» **What the exercise asks**: Locate each line containing the string "วคราว" and copy it out.

» **Data excerpts**:

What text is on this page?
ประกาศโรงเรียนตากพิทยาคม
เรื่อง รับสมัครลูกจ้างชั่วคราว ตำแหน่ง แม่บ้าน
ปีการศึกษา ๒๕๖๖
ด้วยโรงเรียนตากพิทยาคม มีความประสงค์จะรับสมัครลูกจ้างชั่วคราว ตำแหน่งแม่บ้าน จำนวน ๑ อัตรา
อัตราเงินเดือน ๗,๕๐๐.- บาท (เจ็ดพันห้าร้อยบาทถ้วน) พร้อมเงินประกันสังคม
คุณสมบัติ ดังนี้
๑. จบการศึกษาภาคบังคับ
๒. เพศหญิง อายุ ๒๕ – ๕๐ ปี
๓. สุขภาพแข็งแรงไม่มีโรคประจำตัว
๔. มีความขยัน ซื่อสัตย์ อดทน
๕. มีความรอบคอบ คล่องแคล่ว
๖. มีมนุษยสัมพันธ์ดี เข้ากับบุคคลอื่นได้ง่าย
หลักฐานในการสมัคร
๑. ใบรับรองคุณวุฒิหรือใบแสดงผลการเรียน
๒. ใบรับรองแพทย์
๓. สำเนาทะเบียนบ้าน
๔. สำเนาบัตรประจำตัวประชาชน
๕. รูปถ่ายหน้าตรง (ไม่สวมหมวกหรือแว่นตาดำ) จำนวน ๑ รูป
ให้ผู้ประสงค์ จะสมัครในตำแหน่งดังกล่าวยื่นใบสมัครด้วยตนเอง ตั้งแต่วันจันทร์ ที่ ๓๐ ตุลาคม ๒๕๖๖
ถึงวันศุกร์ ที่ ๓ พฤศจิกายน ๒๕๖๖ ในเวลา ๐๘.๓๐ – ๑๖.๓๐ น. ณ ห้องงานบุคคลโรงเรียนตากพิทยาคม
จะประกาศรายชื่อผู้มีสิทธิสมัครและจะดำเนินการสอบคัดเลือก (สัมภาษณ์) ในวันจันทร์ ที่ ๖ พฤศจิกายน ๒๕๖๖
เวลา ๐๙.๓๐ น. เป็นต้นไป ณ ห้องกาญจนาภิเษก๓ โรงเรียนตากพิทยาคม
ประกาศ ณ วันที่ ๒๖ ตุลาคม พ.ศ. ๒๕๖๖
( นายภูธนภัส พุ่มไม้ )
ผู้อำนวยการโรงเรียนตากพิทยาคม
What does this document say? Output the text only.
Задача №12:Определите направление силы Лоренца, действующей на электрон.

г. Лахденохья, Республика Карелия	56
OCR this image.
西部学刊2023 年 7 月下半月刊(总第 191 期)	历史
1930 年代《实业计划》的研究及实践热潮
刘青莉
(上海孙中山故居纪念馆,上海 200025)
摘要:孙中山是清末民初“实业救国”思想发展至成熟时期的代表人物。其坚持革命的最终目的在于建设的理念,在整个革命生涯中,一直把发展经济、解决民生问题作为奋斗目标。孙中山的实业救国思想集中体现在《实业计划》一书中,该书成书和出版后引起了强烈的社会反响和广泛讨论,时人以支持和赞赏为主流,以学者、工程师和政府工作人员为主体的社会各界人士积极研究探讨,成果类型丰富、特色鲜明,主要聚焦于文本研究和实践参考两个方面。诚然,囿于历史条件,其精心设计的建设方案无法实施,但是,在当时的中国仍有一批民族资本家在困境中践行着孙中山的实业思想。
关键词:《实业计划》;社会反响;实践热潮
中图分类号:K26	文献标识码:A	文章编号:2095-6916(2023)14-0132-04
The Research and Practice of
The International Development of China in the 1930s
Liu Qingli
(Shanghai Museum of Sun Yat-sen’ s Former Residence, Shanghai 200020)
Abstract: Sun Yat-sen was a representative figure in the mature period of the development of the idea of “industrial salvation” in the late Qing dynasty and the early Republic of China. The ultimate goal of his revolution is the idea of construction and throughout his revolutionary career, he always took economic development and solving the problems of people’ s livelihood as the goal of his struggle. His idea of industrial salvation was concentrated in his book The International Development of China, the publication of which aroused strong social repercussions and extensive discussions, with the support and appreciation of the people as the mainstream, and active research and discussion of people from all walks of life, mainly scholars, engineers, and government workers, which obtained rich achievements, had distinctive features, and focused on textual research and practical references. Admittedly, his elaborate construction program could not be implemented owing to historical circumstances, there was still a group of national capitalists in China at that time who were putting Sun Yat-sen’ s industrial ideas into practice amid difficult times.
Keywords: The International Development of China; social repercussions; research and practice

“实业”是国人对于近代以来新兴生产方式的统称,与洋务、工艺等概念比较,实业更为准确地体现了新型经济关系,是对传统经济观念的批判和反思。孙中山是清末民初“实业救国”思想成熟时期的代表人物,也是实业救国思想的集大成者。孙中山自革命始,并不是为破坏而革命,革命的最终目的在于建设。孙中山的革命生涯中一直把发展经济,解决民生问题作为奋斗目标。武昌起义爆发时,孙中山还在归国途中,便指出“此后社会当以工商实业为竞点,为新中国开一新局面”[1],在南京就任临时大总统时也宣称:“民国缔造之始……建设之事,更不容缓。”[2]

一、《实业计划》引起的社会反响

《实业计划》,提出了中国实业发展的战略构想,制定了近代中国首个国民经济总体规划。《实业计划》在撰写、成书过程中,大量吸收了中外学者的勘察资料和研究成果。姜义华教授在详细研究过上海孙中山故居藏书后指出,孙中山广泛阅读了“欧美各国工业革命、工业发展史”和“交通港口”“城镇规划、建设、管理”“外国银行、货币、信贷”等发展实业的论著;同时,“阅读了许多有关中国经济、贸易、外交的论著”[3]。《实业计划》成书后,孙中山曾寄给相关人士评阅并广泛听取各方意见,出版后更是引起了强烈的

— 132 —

» **Output for this exercise**:
เรื่อง รับสมัครลูกจ้างชั่วคราว ตำแหน่ง แม่บ้าน
ด้วยโรงเรียนตากพิทยาคม มีความประสงค์จะรับสมัครลูกจ้างชั่วคราว ตำแหน่งแม่บ้าน จำนวน ๑ อัตรา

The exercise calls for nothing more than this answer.